## Exercise objective:
Return each entry exactly, with none missing.

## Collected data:
▶

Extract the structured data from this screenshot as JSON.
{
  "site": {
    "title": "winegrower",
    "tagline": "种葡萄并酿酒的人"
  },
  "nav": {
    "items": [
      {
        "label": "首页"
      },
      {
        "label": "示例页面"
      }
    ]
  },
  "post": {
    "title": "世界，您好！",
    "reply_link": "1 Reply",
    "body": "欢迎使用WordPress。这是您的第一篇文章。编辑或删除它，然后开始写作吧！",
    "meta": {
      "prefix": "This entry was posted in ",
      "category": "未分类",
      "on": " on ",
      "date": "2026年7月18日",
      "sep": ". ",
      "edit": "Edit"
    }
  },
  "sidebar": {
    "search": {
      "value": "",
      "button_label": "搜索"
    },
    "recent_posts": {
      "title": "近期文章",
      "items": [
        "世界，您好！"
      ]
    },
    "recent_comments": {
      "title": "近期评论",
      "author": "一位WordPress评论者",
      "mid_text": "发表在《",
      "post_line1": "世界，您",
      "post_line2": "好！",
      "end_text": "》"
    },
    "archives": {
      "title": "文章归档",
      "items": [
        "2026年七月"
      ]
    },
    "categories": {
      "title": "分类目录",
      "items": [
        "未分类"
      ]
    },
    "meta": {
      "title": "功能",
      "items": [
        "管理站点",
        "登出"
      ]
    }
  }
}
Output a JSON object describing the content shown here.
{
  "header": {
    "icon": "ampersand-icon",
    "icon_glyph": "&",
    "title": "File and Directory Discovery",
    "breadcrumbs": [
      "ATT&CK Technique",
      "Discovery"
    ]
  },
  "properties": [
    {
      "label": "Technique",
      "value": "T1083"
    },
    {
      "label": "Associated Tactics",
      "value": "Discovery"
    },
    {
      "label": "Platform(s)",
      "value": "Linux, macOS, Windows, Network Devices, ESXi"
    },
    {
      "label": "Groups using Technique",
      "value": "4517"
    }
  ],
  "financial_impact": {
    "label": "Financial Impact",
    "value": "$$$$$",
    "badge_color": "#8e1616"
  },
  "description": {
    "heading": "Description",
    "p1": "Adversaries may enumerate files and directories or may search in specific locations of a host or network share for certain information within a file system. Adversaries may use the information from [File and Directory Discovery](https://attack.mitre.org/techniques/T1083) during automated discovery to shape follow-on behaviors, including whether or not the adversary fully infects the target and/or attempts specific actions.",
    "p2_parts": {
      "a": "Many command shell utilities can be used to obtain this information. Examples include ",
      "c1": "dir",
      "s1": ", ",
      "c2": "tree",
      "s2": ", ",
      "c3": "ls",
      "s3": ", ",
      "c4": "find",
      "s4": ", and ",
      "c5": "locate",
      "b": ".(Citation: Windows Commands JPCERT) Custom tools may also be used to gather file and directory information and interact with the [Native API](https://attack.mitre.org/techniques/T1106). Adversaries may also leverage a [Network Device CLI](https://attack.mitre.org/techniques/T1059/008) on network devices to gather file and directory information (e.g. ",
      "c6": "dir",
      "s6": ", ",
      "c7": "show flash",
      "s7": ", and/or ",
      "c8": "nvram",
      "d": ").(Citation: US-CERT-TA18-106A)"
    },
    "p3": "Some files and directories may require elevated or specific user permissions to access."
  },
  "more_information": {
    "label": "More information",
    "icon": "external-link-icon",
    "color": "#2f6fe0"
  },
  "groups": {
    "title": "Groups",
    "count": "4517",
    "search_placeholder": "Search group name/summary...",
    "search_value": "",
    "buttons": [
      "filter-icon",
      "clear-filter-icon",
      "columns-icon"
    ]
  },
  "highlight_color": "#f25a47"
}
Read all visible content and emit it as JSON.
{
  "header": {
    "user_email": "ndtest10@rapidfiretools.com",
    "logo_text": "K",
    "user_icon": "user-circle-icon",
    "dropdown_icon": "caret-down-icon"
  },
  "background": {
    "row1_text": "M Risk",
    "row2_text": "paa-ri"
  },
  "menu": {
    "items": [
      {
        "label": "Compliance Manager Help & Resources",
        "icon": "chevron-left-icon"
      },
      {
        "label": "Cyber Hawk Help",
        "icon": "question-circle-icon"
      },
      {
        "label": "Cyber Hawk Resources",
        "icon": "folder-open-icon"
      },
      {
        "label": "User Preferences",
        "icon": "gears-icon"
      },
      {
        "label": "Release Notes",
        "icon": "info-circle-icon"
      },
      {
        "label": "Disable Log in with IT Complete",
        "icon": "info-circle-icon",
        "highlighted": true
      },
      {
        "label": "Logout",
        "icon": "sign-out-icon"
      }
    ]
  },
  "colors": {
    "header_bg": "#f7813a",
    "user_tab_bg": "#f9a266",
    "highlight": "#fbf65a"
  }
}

◀

## The reply:
Extract the structured data from this screenshot as JSON.
{
  "site": {
    "title": "winegrower",
    "tagline": "种葡萄并酿酒的人"
  },
  "nav": {
    "items": [
      {
        "label": "首页"
      },
      {
        "label": "示例页面"
      }
    ]
  },
  "post": {
    "title": "世界，您好！",
    "reply_link": "1 Reply",
    "body": "欢迎使用WordPress。这是您的第一篇文章。编辑或删除它，然后开始写作吧！",
    "meta": {
      "prefix": "This entry was posted in ",
      "category": "未分类",
      "on": " on ",
      "date": "2026年7月18日",
      "sep": ". ",
      "edit": "Edit"
    }
  },
  "sidebar": {
    "search": {
      "value": "",
      "button_label": "搜索"
    },
    "recent_posts": {
      "title": "近期文章",
      "items": [
        "世界，您好！"
      ]
    },
    "recent_comments": {
      "title": "近期评论",
      "author": "一位WordPress评论者",
      "mid_text": "发表在《",
      "post_line1": "世界，您",
      "post_line2": "好！",
      "end_text": "》"
    },
    "archives": {
      "title": "文章归档",
      "items": [
        "2026年七月"
      ]
    },
    "categories": {
      "title": "分类目录",
      "items": [
        "未分类"
      ]
    },
    "meta": {
      "title": "功能",
      "items": [
        "管理站点",
        "登出"
      ]
    }
  }
}
Output a JSON object describing the content shown here.
{
  "header": {
    "icon": "ampersand-icon",
    "icon_glyph": "&",
    "title": "File and Directory Discovery",
    "breadcrumbs": [
      "ATT&CK Technique",
      "Discovery"
    ]
  },
  "properties": [
    {
      "label": "Technique",
      "value": "T1083"
    },
    {
      "label": "Associated Tactics",
      "value": "Discovery"
    },
    {
      "label": "Platform(s)",
      "value": "Linux, macOS, Windows, Network Devices, ESXi"
    },
    {
      "label": "Groups using Technique",
      "value": "4517"
    }
  ],
  "financial_impact": {
    "label": "Financial Impact",
    "value": "$$$$$",
    "badge_color": "#8e1616"
  },
  "description": {
    "heading": "Description",
    "p1": "Adversaries may enumerate files and directories or may search in specific locations of a host or network share for certain information within a file system. Adversaries may use the information from [File and Directory Discovery](https://attack.mitre.org/techniques/T1083) during automated discovery to shape follow-on behaviors, including whether or not the adversary fully infects the target and/or attempts specific actions.",
    "p2_parts": {
      "a": "Many command shell utilities can be used to obtain this information. Examples include ",
      "c1": "dir",
      "s1": ", ",
      "c2": "tree",
      "s2": ", ",
      "c3": "ls",
      "s3": ", ",
      "c4": "find",
      "s4": ", and ",
      "c5": "locate",
      "b": ".(Citation: Windows Commands JPCERT) Custom tools may also be used to gather file and directory information and interact with the [Native API](https://attack.mitre.org/techniques/T1106). Adversaries may also leverage a [Network Device CLI](https://attack.mitre.org/techniques/T1059/008) on network devices to gather file and directory information (e.g. ",
      "c6": "dir",
      "s6": ", ",
      "c7": "show flash",
      "s7": ", and/or ",
      "c8": "nvram",
      "d": ").(Citation: US-CERT-TA18-106A)"
    },
    "p3": "Some files and directories may require elevated or specific user permissions to access."
  },
  "more_information": {
    "label": "More information",
    "icon": "external-link-icon",
    "color": "#2f6fe0"
  },
  "groups": {
    "title": "Groups",
    "count": "4517",
    "search_placeholder": "Search group name/summary...",
    "search_value": "",
    "buttons": [
      "filter-icon",
      "clear-filter-icon",
      "columns-icon"
    ]
  },
  "highlight_color": "#f25a47"
}
Read all visible content and emit it as JSON.
{
  "header": {
    "user_email": "ndtest10@rapidfiretools.com",
    "logo_text": "K",
    "user_icon": "user-circle-icon",
    "dropdown_icon": "caret-down-icon"
  },
  "background": {
    "row1_text": "M Risk",
    "row2_text": "paa-ri"
  },
  "menu": {
    "items": [
      {
        "label": "Compliance Manager Help & Resources",
        "icon": "chevron-left-icon"
      },
      {
        "label": "Cyber Hawk Help",
        "icon": "question-circle-icon"
      },
      {
        "label": "Cyber Hawk Resources",
        "icon": "folder-open-icon"
      },
      {
        "label": "User Preferences",
        "icon": "gears-icon"
      },
      {
        "label": "Release Notes",
        "icon": "info-circle-icon"
      },
      {
        "label": "Disable Log in with IT Complete",
        "icon": "info-circle-icon",
        "highlighted": true
      },
      {
        "label": "Logout",
        "icon": "sign-out-icon"
      }
    ]
  },
  "colors": {
    "header_bg": "#f7813a",
    "user_tab_bg": "#f9a266",
    "highlight": "#fbf65a"
  }
}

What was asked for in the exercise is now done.